Batılı dünyanın yaşamından eksilen olaylardan birinin de ergenlik ve aile ayinleri olması çok üzücüdür. 60’lı yaşlarda bir hanım arkadaşımı hatırlıyorum; 80 yaşındaki annesinin korku saçmasından yakınıyor ve annesinin şefkat ve alakadan ne kadar yoksun olduğuna dair çok kötü hikayeler anlatıyordu. Arkadaşımı gücünü geri kazanması için ve kendi yaşamına sahip çıkması için yönlendirmeye kalkıştığım sırada birden, “Ama ben annemi istiyorum!” diyerek parladı. Danışanım olmadığı için müdahale etmeye ve onu kendisiyle yüzleştirmeye iznim yoktu; zaten kendisi de yapabileceğim fazla bir şey olmadığını oldukça açık bir şekilde ifade etti.

..............................

= Yapılacak İşler =
• 1. Aşağıdaki satırlarda "rail-item[interactable]: 附件 —" geçen satırdan başlayın, "tab-normal-view[interactable]: 普通 —" geçen satırda durun. Bu satırları, her satıra bir dizgi düşecek ve boş satırlar atlanacak şekilde JSON listesine çevirin.
• 2. Ergenlik ve aile ayinleri üzerine olan yazıyı kaldığı yerden sürdürün.
Yazıyla satırlar arasında hiçbir bağ yok.

..............................

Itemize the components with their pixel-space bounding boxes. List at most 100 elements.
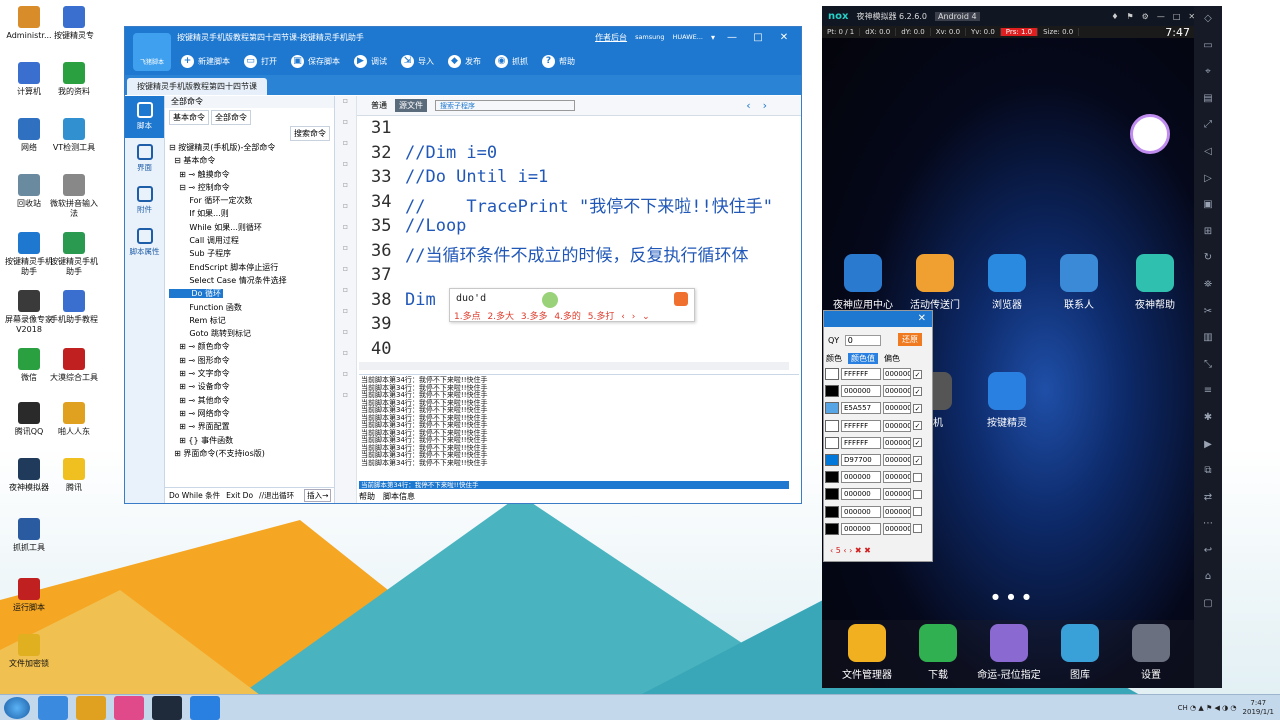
rail-item[interactable]: 附件 — [125, 180, 164, 222]
tree-node[interactable]: ⊞ ⊸ 文字命令 — [169, 368, 324, 381]
side-tool-icon[interactable]: ▫ — [335, 159, 356, 180]
dock-app[interactable]: 文件管理器 — [830, 624, 904, 681]
tray-icons[interactable]: CH ◔ ▲ ⚑ ◀ ◑ ◔ — [1178, 704, 1237, 712]
taskbar-baidu-netdisk-icon[interactable] — [38, 695, 68, 720]
emulator-tool-icon[interactable]: ⋯ — [1194, 511, 1222, 538]
emulator-control-icon[interactable]: — — [1157, 12, 1173, 21]
desktop-icon[interactable]: 微软拼音输入法 — [48, 174, 100, 219]
restore-button[interactable]: 还原 — [898, 333, 922, 346]
row-checkbox[interactable] — [913, 472, 922, 482]
emulator-control-icon[interactable]: ♦ — [1111, 12, 1126, 21]
side-tool-icon[interactable]: ▫ — [335, 306, 356, 327]
toolbar-button[interactable]: + 新建脚本 — [181, 54, 230, 68]
offset-field[interactable]: 000000 — [883, 454, 911, 466]
tree-node[interactable]: Sub 子程序 — [169, 248, 324, 261]
color-swatch[interactable] — [825, 419, 839, 432]
tree-node[interactable]: Do 循环 — [169, 288, 324, 301]
color-swatch[interactable] — [825, 522, 839, 535]
emulator-tool-icon[interactable]: ⤢ — [1194, 112, 1222, 139]
emulator-tool-icon[interactable]: ✂ — [1194, 299, 1222, 326]
side-tool-icon[interactable]: ▫ — [335, 180, 356, 201]
row-checkbox[interactable] — [913, 489, 922, 499]
tree-node[interactable]: Call 调用过程 — [169, 235, 324, 248]
dock-app[interactable]: 命运-冠位指定 — [972, 624, 1046, 681]
tree-node[interactable]: ⊞ 界面命令(不支持ios版) — [169, 448, 324, 461]
ime-candidate-box[interactable]: duo'd 1.多点 2.多大 3.多多 4.多的 5.多打 ‹ › ⌄ — [449, 288, 695, 322]
side-tool-icon[interactable]: ▫ — [335, 201, 356, 222]
row-checkbox[interactable] — [913, 507, 922, 517]
tree-node[interactable]: ⊞ ⊸ 网络命令 — [169, 408, 324, 421]
emulator-tool-icon[interactable]: ⛯ — [1194, 272, 1222, 299]
row-checkbox[interactable] — [913, 524, 922, 534]
tree-node[interactable]: ⊟ ⊸ 控制命令 — [169, 182, 324, 195]
author-backend-link[interactable]: 作者后台 — [595, 32, 627, 43]
emulator-tool-icon[interactable]: ◁ — [1194, 139, 1222, 166]
offset-field[interactable]: 000000 — [883, 368, 911, 380]
android-nav-icon[interactable]: ▢ — [1194, 591, 1222, 618]
tab-normal-view[interactable]: 普通 — [371, 100, 387, 111]
side-tool-icon[interactable]: ▫ — [335, 369, 356, 390]
color-swatch[interactable] — [825, 436, 839, 449]
tab-help[interactable]: 帮助 — [359, 491, 375, 503]
toolbar-button[interactable]: ▣ 保存脚本 — [291, 54, 340, 68]
close-button[interactable]: ✕ — [775, 32, 793, 43]
row-checkbox[interactable]: ✓ — [913, 386, 922, 396]
emulator-tool-icon[interactable]: ◇ — [1194, 6, 1222, 33]
desktop-icon[interactable]: 我的资料 — [48, 62, 100, 97]
color-hex-field[interactable]: FFFFFF — [841, 419, 881, 432]
emulator-control-icon[interactable]: ⚑ — [1126, 12, 1141, 21]
home-app[interactable]: 夜神帮助 — [1118, 254, 1192, 311]
desktop-icon[interactable]: 运行脚本 — [3, 578, 55, 613]
color-swatch[interactable] — [825, 368, 839, 380]
emulator-tool-icon[interactable]: ✱ — [1194, 405, 1222, 432]
color-swatch[interactable] — [825, 505, 839, 518]
tree-node[interactable]: Function 函数 — [169, 302, 324, 315]
toolbar-button[interactable]: ⇲ 导入 — [401, 54, 434, 68]
color-hex-field[interactable]: FFFFFF — [841, 436, 881, 449]
home-app[interactable]: 联系人 — [1042, 254, 1116, 311]
android-nav-icon[interactable]: ↩ — [1194, 538, 1222, 565]
dock-app[interactable]: 图库 — [1043, 624, 1117, 681]
nav-arrows-icon[interactable]: ‹› — [746, 99, 779, 112]
emulator-tool-icon[interactable]: ⌖ — [1194, 59, 1222, 86]
toolbar-button[interactable]: ◉ 抓抓 — [495, 54, 528, 68]
desktop-icon[interactable]: VT检测工具 — [48, 118, 100, 153]
subroutine-search[interactable]: 搜索子程序 — [435, 100, 575, 111]
picker-close-icon[interactable]: ✕ — [824, 311, 932, 327]
tree-node[interactable]: Goto 跳转到标记 — [169, 328, 324, 341]
row-checkbox[interactable]: ✓ — [913, 421, 922, 431]
android-nav-icon[interactable]: ⌂ — [1194, 564, 1222, 591]
emulator-control-icon[interactable]: ⚙ — [1142, 12, 1157, 21]
code-lines[interactable]: 31 32 //Dim i=0 33 //Do Until i=1 34 // TraceP… — [357, 116, 789, 362]
emulator-tool-icon[interactable]: ▥ — [1194, 325, 1222, 352]
emulator-control-icon[interactable]: □ — [1173, 12, 1189, 21]
insert-button[interactable]: 插入→ — [304, 489, 332, 502]
desktop-icon[interactable]: 手机助手教程 — [48, 290, 100, 325]
side-tool-icon[interactable]: ▫ — [335, 222, 356, 243]
desktop-icon[interactable]: 文件加密锁 — [3, 634, 55, 669]
toolbar-button[interactable]: ? 帮助 — [542, 54, 575, 68]
home-app[interactable]: 按键精灵 — [970, 372, 1044, 429]
tree-node[interactable]: ⊞ ⊸ 触摸命令 — [169, 169, 324, 182]
side-tool-icon[interactable]: ▫ — [335, 117, 356, 138]
row-checkbox[interactable]: ✓ — [913, 403, 922, 413]
color-hex-field[interactable]: E5A557 — [841, 402, 881, 415]
offset-field[interactable]: 000000 — [883, 471, 911, 484]
device-dropdown[interactable]: ▾ — [711, 33, 715, 42]
color-swatch[interactable] — [825, 385, 839, 398]
offset-field[interactable]: 000000 — [883, 436, 911, 449]
rail-item[interactable]: 脚本属性 — [125, 222, 164, 264]
side-tool-icon[interactable]: ▫ — [335, 96, 356, 117]
picker-footer[interactable]: ‹ 5 ‹ › ✖ ✖ — [830, 546, 871, 555]
tree-node[interactable]: ⊞ ⊸ 图形命令 — [169, 355, 324, 368]
minimize-button[interactable]: — — [723, 32, 741, 43]
color-hex-field[interactable]: 000000 — [841, 488, 881, 501]
offset-field[interactable]: 000000 — [883, 522, 911, 535]
color-swatch[interactable] — [825, 454, 839, 466]
home-app[interactable]: 夜神应用中心 — [826, 254, 900, 311]
tree-node[interactable]: ⊞ ⊸ 设备命令 — [169, 381, 324, 394]
toolbar-button[interactable]: ▶ 调试 — [354, 54, 387, 68]
row-checkbox[interactable]: ✓ — [913, 369, 922, 379]
tree-node[interactable]: ⊟ 基本命令 — [169, 155, 324, 168]
color-swatch[interactable] — [825, 488, 839, 501]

..............................

= Verilen Yanıtlar =
• 1.
[
  "rail-item[interactable]: 附件 — [125, 180, 164, 222]",
  "tree-node[interactable]: ⊞ ⊸ 文字命令 — [169, 368, 324, 381]",
  "side-tool-icon[interactable]: ▫ — [335, 159, 356, 180]",
  "dock-app[interactable]: 文件管理器 — [830, 624, 904, 681]",
  "tray-icons[interactable]: CH ◔ ▲ ⚑ ◀ ◑ ◔ — [1178, 704, 1237, 712]",
  "taskbar-baidu-netdisk-icon[interactable] — [38, 695, 68, 720]",
  "emulator-tool-icon[interactable]: ⋯ — [1194, 511, 1222, 538]",
  "emulator-control-icon[interactable]: — — [1157, 12, 1173, 21]",
  "desktop-icon[interactable]: 微软拼音输入法 — [48, 174, 100, 219]",
  "restore-button[interactable]: 还原 — [898, 333, 922, 346]",
  "row-checkbox[interactable] — [913, 472, 922, 482]",
  "emulator-control-icon[interactable]: ♦ — [1111, 12, 1126, 21]",
  "side-tool-icon[interactable]: ▫ — [335, 306, 356, 327]",
  "toolbar-button[interactable]: + 新建脚本 — [181, 54, 230, 68]",
  "offset-field[interactable]: 000000 — [883, 454, 911, 466]",
  "tree-node[interactable]: Sub 子程序 — [169, 248, 324, 261]",
  "color-swatch[interactable] — [825, 419, 839, 432]",
  "tree-node[interactable]: Do 循环 — [169, 288, 324, 301]",
  "color-swatch[interactable] — [825, 522, 839, 535]",
  "emulator-tool-icon[interactable]: ⤢ — [1194, 112, 1222, 139]",
  "emulator-tool-icon[interactable]: ✂ — [1194, 299, 1222, 326]",
  "side-tool-icon[interactable]: ▫ — [335, 180, 356, 201]",
  "row-checkbox[interactable] — [913, 489, 922, 499]",
  "tree-node[interactable]: Call 调用过程 — [169, 235, 324, 248]",
  "dock-app[interactable]: 命运-冠位指定 — [972, 624, 1046, 681]",
  "tree-node[interactable]: ⊞ 界面命令(不支持ios版) — [169, 448, 324, 461]",
  "ime-candidate-box[interactable]: duo'd 1.多点 2.多大 3.多多 4.多的 5.多打 ‹ › ⌄ — [449, 288, 695, 322]",
  "side-tool-icon[interactable]: ▫ — [335, 201, 356, 222]",
  "row-checkbox[interactable] — [913, 507, 922, 517]",
  "tree-node[interactable]: ⊞ ⊸ 网络命令 — [169, 408, 324, 421]",
  "emulator-tool-icon[interactable]: ⛯ — [1194, 272, 1222, 299]",
  "row-checkbox[interactable] — [913, 524, 922, 534]",
  "tree-node[interactable]: ⊟ ⊸ 控制命令 — [169, 182, 324, 195]",
  "author-backend-link[interactable]: 作者后台 — [595, 32, 627, 43]",
  "emulator-tool-icon[interactable]: ◁ — [1194, 139, 1222, 166]",
  "offset-field[interactable]: 000000 — [883, 368, 911, 380]",
  "android-nav-icon[interactable]: ▢ — [1194, 591, 1222, 618]",
  "tab-normal-view[interactable]: 普通 — [371, 100, 387, 111]"
]

• 2.
Bu sadece bir hikaye ama kendi çalışma alanımda, ailelerinin düşünce şekline bağımlı ve hatta bazen hiç sağlıklı olmayan şekillerde ailelerine bağımlı her yaş grubundan insanla çok sık karşılaşıyorum. Çoğu kez bu bağımlılık aileler ve para gibi dış yaşamda değil, insanların duygusal dünyalarında oluş­maktadır. Bu insanlar, ilerleme kat etmemiş ve hala ailelerini suç­layan veya ailelerine bağlı ya da sanki bugün yaşanıyormuşçasına ailesel kısıtlamaların etkisinde kalan insanlardır. Üzücüdür ama bu insanlar, bağlarını koparmak amacıyla ergenlik ve aile ayinlerinden geçmedikleri için hala bağlı durumdalardır.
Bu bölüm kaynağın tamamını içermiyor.